- Task prompt: Scan the lines below for the string "this" and report how many lines contain it, giving only the number.

- Collection entries:
+++

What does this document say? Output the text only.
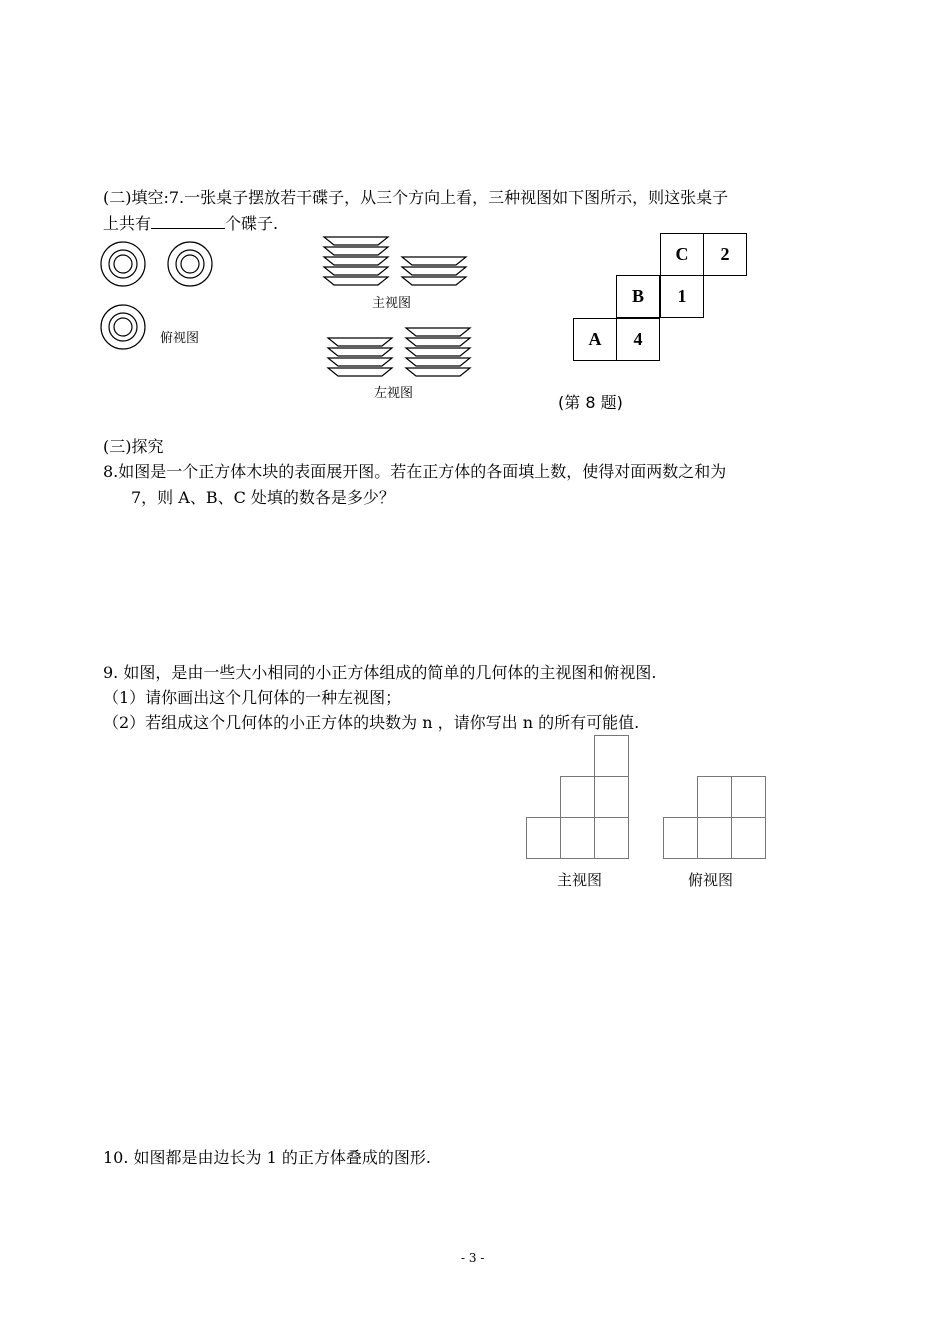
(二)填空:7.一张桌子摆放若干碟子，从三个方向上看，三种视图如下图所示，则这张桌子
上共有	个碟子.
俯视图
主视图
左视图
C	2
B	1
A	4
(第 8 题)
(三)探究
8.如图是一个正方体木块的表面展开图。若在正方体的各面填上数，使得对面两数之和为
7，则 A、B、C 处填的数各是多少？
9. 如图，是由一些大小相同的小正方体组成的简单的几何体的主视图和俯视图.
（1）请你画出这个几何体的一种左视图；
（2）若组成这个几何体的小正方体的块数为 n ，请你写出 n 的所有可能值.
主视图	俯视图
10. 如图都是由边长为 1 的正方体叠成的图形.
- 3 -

+++

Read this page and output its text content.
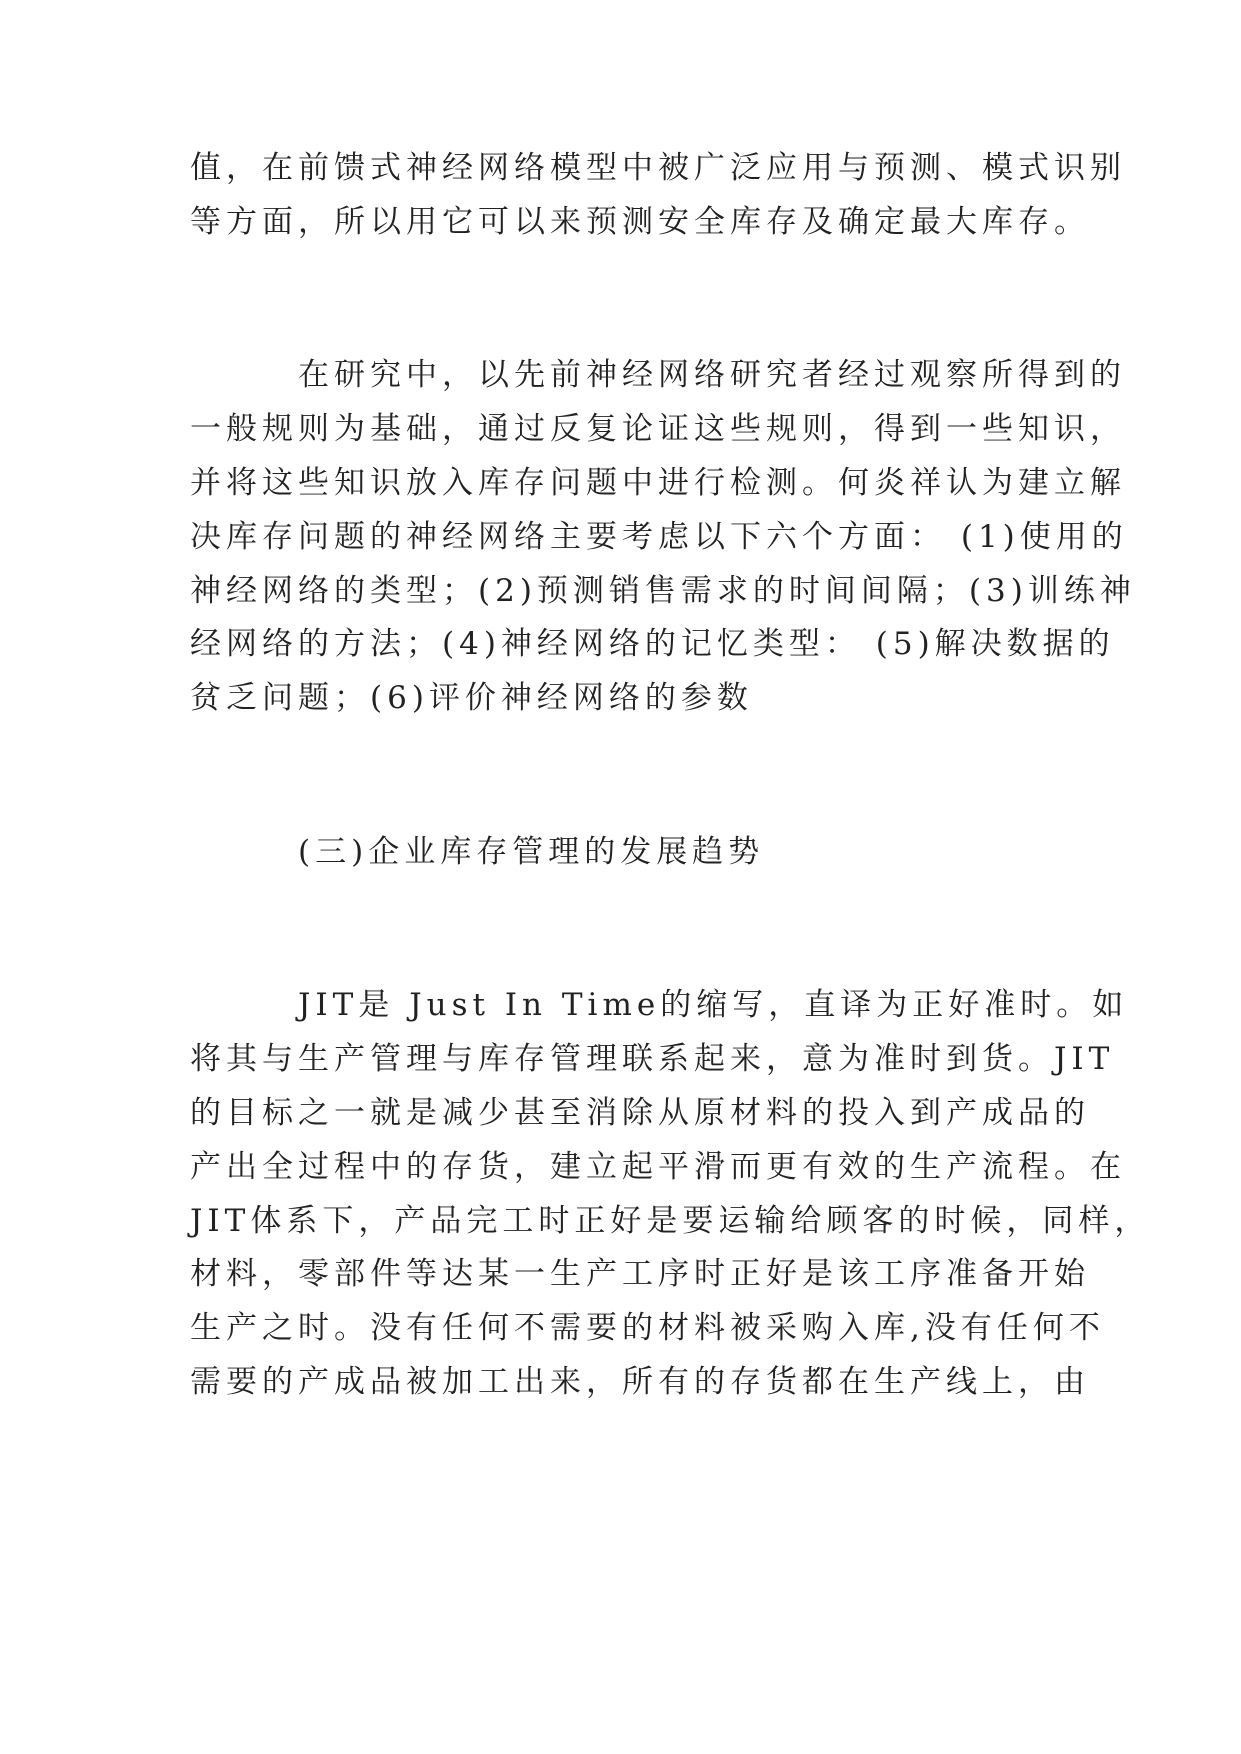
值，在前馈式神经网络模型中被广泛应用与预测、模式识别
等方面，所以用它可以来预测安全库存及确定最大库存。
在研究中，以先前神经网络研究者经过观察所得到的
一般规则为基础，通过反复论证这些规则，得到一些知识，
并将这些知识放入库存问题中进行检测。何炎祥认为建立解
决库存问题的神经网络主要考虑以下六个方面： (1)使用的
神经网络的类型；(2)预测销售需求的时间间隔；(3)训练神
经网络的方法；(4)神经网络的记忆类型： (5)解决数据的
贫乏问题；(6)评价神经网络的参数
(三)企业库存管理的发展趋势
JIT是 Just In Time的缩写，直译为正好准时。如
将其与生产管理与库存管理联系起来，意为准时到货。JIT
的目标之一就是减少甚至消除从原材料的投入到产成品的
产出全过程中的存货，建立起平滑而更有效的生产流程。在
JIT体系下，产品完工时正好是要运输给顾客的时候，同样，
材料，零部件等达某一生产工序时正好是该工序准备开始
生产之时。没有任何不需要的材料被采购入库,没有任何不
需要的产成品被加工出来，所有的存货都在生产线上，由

+++

- Correct output: 2